= Task =
Make an exact copy of the records, with the pictures left out.
:::::
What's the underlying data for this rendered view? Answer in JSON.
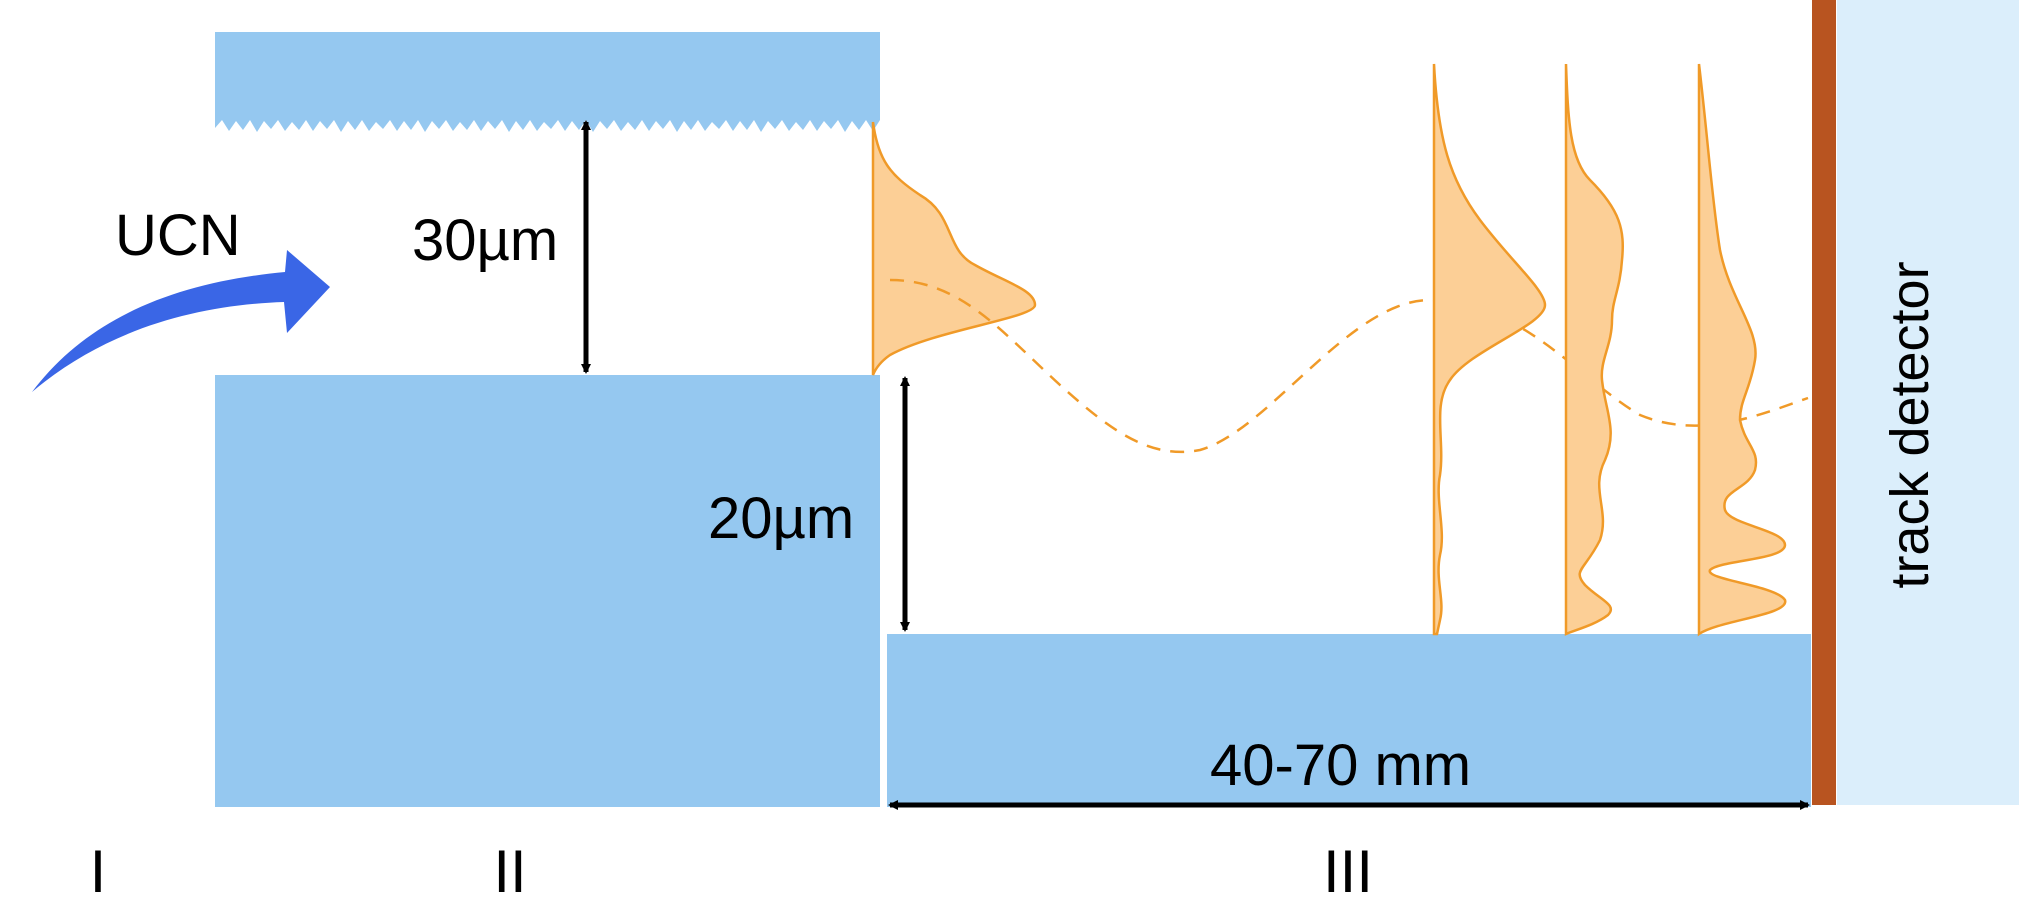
{
  "labels": {
    "ucn": "UCN",
    "gap_upper": "30µm",
    "step_height": "20µm",
    "length": "40-70 mm",
    "detector": "track detector",
    "region_1": "I",
    "region_2": "II",
    "region_3": "III"
  },
  "colors": {
    "mirror": "#95c8f0",
    "detector_panel": "#dbeefb",
    "detector_edge": "#b85420",
    "wavefunction_fill": "#fccf96",
    "wavefunction_line": "#f09a28",
    "arrow_blue": "#3a66e6",
    "dimension": "#000000"
  }
}
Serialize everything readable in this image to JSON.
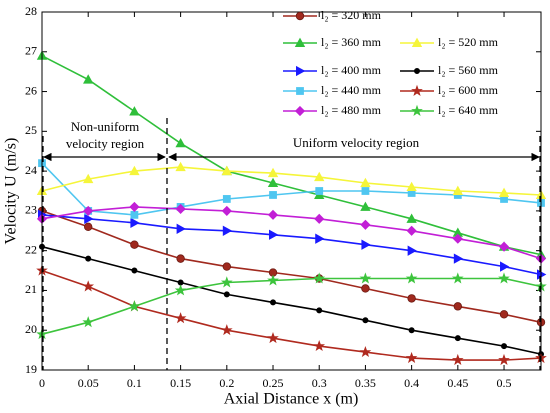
:::::
= Exercise answer =
What's the underlying data for this rendered view? Answer in JSON.
{
  "labels": {
    "ucn": "UCN",
    "gap_upper": "30µm",
    "step_height": "20µm",
    "length": "40-70 mm",
    "detector": "track detector",
    "region_1": "I",
    "region_2": "II",
    "region_3": "III"
  },
  "colors": {
    "mirror": "#95c8f0",
    "detector_panel": "#dbeefb",
    "detector_edge": "#b85420",
    "wavefunction_fill": "#fccf96",
    "wavefunction_line": "#f09a28",
    "arrow_blue": "#3a66e6",
    "dimension": "#000000"
  }
}
Serialize everything readable in this image to JSON.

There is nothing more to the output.